* _EXERCISE GOAL_: Your task is to retype each line of the data below exactly.

* _MATERIAL FOR THE TASK_:
<<<<
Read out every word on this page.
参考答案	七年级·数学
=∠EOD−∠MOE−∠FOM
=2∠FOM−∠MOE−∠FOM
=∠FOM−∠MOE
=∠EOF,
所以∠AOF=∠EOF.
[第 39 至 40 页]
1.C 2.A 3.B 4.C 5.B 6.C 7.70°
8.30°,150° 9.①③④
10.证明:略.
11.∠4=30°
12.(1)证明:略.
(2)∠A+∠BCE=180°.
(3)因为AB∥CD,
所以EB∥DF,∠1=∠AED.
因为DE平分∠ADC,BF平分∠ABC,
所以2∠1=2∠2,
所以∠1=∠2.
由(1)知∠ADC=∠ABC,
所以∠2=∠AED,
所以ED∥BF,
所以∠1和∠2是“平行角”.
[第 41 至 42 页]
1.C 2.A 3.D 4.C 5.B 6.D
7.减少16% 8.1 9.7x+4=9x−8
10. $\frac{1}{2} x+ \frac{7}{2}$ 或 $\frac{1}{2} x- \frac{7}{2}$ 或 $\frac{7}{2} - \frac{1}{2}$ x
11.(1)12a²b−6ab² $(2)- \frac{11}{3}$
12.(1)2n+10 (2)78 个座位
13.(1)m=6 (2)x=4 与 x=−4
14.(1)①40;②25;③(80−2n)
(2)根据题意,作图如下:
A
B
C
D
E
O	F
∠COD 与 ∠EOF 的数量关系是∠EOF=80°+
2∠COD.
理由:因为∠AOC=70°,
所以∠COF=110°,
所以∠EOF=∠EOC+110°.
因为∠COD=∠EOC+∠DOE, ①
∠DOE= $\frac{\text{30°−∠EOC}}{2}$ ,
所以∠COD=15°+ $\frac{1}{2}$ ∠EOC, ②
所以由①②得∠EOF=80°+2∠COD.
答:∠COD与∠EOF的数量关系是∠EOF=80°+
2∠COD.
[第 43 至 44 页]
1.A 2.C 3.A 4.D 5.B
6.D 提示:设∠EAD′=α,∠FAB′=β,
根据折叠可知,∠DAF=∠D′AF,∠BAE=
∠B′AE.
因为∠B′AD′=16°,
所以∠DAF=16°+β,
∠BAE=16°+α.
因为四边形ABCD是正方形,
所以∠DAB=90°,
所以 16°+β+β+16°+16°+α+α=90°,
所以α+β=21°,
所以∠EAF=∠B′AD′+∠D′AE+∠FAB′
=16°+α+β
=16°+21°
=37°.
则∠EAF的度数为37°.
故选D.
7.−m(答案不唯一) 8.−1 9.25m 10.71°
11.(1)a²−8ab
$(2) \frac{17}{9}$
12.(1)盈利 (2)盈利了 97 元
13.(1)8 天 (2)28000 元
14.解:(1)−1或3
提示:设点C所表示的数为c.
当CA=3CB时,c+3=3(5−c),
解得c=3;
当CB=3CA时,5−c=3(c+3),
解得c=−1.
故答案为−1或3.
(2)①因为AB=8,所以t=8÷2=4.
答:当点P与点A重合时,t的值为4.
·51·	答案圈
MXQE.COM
>>>>
* _TASK ANSWER_:
Read out every word on this page.
参考答案	七年级·数学
=∠EOD−∠MOE−∠FOM
=2∠FOM−∠MOE−∠FOM
=∠FOM−∠MOE
=∠EOF,
所以∠AOF=∠EOF.
[第 39 至 40 页]
1.C 2.A 3.B 4.C 5.B 6.C 7.70°
8.30°,150° 9.①③④
10.证明:略.
11.∠4=30°
12.(1)证明:略.
(2)∠A+∠BCE=180°.
(3)因为AB∥CD,
所以EB∥DF,∠1=∠AED.
因为DE平分∠ADC,BF平分∠ABC,
所以2∠1=2∠2,
所以∠1=∠2.
由(1)知∠ADC=∠ABC,
所以∠2=∠AED,
所以ED∥BF,
所以∠1和∠2是“平行角”.
[第 41 至 42 页]
1.C 2.A 3.D 4.C 5.B 6.D
7.减少16% 8.1 9.7x+4=9x−8
10. $\frac{1}{2} x+ \frac{7}{2}$ 或 $\frac{1}{2} x- \frac{7}{2}$ 或 $\frac{7}{2} - \frac{1}{2}$ x
11.(1)12a²b−6ab² $(2)- \frac{11}{3}$
12.(1)2n+10 (2)78 个座位
13.(1)m=6 (2)x=4 与 x=−4
14.(1)①40;②25;③(80−2n)
(2)根据题意,作图如下:
A
B
C
D
E
O	F
∠COD 与 ∠EOF 的数量关系是∠EOF=80°+
2∠COD.
理由:因为∠AOC=70°,
所以∠COF=110°,
所以∠EOF=∠EOC+110°.
因为∠COD=∠EOC+∠DOE, ①
∠DOE= $\frac{\text{30°−∠EOC}}{2}$ ,
所以∠COD=15°+ $\frac{1}{2}$ ∠EOC, ②
所以由①②得∠EOF=80°+2∠COD.
答:∠COD与∠EOF的数量关系是∠EOF=80°+
2∠COD.
[第 43 至 44 页]
1.A 2.C 3.A 4.D 5.B
6.D 提示:设∠EAD′=α,∠FAB′=β,
根据折叠可知,∠DAF=∠D′AF,∠BAE=
∠B′AE.
因为∠B′AD′=16°,
所以∠DAF=16°+β,
∠BAE=16°+α.
因为四边形ABCD是正方形,
所以∠DAB=90°,
所以 16°+β+β+16°+16°+α+α=90°,
所以α+β=21°,
所以∠EAF=∠B′AD′+∠D′AE+∠FAB′
=16°+α+β
=16°+21°
=37°.
则∠EAF的度数为37°.
故选D.
7.−m(答案不唯一) 8.−1 9.25m 10.71°
11.(1)a²−8ab
$(2) \frac{17}{9}$
12.(1)盈利 (2)盈利了 97 元
13.(1)8 天 (2)28000 元
14.解:(1)−1或3
提示:设点C所表示的数为c.
当CA=3CB时,c+3=3(5−c),
解得c=3;
当CB=3CA时,5−c=3(c+3),
解得c=−1.
故答案为−1或3.
(2)①因为AB=8,所以t=8÷2=4.
答:当点P与点A重合时,t的值为4.
·51·	答案圈
MXQE.COM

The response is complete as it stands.